Stored entries:
◆ ◆ ◆ ◆

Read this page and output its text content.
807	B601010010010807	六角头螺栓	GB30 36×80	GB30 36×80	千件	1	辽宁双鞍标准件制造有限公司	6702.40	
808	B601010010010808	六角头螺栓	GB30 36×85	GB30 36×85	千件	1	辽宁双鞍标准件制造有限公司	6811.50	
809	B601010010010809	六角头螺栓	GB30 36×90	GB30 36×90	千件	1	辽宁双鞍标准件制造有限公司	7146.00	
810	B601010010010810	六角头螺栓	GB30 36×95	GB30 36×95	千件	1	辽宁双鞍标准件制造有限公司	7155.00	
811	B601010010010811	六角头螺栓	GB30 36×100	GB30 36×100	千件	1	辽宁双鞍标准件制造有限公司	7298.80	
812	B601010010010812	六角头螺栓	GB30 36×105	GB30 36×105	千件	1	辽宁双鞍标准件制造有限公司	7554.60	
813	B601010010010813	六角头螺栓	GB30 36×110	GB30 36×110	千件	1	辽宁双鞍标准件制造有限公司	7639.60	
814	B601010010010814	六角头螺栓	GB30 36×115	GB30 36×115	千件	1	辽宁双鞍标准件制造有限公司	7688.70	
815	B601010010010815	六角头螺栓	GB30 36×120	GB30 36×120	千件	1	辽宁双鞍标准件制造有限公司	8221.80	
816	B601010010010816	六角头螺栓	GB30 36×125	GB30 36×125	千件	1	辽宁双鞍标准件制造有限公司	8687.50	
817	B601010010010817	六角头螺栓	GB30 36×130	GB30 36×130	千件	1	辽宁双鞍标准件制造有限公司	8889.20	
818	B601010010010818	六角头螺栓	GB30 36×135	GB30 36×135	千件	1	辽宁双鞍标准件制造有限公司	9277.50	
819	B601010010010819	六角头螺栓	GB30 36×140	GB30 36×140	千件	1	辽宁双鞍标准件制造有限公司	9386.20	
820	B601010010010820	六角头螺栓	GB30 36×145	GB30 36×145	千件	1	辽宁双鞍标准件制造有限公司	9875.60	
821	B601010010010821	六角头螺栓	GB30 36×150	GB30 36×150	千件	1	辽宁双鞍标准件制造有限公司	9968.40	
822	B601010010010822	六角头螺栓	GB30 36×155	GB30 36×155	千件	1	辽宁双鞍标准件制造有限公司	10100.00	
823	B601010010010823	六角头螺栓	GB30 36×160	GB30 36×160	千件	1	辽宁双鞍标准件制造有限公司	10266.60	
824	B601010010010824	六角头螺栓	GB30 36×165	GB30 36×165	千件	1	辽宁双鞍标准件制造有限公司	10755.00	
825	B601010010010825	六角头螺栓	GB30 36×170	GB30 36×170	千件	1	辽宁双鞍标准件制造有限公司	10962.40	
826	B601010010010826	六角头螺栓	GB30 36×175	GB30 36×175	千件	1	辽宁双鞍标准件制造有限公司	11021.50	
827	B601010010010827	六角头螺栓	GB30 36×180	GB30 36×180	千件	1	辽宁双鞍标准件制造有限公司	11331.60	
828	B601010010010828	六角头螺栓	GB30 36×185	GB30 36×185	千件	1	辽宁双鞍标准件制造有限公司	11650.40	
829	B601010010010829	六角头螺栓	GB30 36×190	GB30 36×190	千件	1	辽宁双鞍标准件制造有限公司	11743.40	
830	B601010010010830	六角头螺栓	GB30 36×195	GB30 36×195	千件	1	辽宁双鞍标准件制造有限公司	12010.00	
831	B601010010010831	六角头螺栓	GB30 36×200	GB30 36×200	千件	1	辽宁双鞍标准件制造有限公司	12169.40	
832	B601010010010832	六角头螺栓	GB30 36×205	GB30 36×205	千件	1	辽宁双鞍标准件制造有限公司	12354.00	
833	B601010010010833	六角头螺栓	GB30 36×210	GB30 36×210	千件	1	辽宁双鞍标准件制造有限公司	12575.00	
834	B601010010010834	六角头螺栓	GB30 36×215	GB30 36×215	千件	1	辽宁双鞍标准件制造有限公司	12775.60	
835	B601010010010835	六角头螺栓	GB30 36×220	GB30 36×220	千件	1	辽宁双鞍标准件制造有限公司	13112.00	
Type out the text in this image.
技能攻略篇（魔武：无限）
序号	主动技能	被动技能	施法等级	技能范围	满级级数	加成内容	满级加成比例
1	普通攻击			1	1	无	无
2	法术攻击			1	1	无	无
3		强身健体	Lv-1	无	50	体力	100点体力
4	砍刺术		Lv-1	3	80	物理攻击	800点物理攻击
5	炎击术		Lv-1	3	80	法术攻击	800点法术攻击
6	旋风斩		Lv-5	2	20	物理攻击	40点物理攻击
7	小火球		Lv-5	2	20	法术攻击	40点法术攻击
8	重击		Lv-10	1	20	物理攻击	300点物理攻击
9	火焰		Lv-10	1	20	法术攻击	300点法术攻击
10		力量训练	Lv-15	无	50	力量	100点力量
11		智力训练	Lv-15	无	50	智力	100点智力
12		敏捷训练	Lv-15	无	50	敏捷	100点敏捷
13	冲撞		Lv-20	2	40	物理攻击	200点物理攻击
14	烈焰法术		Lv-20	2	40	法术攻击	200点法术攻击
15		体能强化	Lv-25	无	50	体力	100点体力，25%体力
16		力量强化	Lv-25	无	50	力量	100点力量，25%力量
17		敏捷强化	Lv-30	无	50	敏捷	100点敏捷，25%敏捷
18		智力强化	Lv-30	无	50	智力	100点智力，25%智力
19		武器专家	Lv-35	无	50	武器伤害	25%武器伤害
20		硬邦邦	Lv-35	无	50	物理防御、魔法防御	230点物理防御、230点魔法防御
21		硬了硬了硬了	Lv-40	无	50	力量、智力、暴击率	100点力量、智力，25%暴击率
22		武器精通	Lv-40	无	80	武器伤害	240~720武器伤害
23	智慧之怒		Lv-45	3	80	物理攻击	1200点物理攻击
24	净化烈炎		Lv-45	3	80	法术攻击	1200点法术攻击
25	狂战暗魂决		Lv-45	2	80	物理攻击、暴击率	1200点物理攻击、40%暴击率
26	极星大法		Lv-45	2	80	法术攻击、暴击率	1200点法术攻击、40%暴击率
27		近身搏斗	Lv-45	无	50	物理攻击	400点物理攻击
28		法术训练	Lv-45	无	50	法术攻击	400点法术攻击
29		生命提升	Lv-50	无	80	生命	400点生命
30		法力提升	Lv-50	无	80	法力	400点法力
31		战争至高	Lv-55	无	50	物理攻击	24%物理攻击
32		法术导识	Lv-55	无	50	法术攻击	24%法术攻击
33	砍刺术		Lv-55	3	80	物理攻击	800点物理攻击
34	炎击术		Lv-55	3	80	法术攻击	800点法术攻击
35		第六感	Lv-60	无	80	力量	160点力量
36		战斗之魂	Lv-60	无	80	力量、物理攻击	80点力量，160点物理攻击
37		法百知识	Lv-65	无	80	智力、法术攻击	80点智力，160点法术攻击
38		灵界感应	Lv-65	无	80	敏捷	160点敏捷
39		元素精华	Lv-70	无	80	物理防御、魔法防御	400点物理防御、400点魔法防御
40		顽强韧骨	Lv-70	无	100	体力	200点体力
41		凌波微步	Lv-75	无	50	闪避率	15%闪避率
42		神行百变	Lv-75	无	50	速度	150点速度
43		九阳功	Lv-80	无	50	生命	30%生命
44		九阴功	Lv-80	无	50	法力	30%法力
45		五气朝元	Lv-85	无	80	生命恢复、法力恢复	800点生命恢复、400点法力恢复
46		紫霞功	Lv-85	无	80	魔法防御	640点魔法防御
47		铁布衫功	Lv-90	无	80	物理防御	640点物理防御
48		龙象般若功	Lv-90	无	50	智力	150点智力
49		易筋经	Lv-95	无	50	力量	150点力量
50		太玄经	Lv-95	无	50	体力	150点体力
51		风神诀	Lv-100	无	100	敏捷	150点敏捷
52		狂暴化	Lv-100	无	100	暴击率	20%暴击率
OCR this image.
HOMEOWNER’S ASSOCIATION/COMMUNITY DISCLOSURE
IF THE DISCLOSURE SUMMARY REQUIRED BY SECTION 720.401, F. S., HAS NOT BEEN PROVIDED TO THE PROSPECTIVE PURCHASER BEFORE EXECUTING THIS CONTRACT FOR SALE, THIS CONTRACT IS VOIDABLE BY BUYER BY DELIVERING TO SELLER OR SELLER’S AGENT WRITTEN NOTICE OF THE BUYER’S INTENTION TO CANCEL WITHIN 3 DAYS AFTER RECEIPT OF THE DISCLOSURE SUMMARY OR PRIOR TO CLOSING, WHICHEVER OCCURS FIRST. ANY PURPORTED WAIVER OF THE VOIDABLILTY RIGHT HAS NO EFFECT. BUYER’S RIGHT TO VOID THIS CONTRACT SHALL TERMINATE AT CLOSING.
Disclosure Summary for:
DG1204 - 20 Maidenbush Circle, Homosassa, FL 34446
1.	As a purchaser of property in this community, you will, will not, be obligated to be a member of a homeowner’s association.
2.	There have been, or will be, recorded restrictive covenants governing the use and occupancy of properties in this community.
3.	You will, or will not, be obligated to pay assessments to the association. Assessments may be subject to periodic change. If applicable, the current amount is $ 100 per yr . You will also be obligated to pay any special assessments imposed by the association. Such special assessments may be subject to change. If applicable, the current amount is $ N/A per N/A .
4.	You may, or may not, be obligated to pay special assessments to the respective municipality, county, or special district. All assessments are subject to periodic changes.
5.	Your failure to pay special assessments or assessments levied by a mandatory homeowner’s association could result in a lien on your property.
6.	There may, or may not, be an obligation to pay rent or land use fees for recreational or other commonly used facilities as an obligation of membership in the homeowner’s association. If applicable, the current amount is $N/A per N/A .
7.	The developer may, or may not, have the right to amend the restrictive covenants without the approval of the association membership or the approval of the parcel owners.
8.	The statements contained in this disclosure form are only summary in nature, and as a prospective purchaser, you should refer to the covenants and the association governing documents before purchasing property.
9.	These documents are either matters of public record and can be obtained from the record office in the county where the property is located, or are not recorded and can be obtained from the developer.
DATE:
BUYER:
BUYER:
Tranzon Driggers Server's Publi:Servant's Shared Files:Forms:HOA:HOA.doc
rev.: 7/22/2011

◆ ◆ ◆ ◆

__WRITTEN REQUEST__. Give only the number of lines in the listing above that include the string "text".

__ANSWER__. 2